→ **TASK DESCRIPTION**:
Write out the entries below once more, exactly.

:: ENTRIES SHOWN

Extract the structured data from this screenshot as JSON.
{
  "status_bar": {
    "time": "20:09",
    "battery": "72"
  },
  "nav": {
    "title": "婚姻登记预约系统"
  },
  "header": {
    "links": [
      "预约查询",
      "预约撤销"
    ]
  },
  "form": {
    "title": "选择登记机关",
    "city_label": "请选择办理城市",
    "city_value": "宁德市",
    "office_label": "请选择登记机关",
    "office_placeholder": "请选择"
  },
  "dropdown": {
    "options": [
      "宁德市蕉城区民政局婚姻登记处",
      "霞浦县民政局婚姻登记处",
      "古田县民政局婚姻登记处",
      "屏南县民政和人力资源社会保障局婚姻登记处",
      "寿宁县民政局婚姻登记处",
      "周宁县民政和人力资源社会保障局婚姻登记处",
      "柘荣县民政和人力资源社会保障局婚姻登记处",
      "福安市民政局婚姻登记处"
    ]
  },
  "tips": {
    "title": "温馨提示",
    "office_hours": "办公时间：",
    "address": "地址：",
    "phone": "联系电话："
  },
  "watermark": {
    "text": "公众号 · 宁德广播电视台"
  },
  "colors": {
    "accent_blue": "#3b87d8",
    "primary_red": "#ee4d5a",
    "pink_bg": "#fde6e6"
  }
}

::::

→ **ANSWER TO THE TASK**:
Extract the structured data from this screenshot as JSON.
{
  "status_bar": {
    "time": "20:09",
    "battery": "72"
  },
  "nav": {
    "title": "婚姻登记预约系统"
  },
  "header": {
    "links": [
      "预约查询",
      "预约撤销"
    ]
  },
  "form": {
    "title": "选择登记机关",
    "city_label": "请选择办理城市",
    "city_value": "宁德市",
    "office_label": "请选择登记机关",
    "office_placeholder": "请选择"
  },
  "dropdown": {
    "options": [
      "宁德市蕉城区民政局婚姻登记处",
      "霞浦县民政局婚姻登记处",
      "古田县民政局婚姻登记处",
      "屏南县民政和人力资源社会保障局婚姻登记处",
      "寿宁县民政局婚姻登记处",
      "周宁县民政和人力资源社会保障局婚姻登记处",
      "柘荣县民政和人力资源社会保障局婚姻登记处",
      "福安市民政局婚姻登记处"
    ]
  },
  "tips": {
    "title": "温馨提示",
    "office_hours": "办公时间：",
    "address": "地址：",
    "phone": "联系电话："
  },
  "watermark": {
    "text": "公众号 · 宁德广播电视台"
  },
  "colors": {
    "accent_blue": "#3b87d8",
    "primary_red": "#ee4d5a",
    "pink_bg": "#fde6e6"
  }
}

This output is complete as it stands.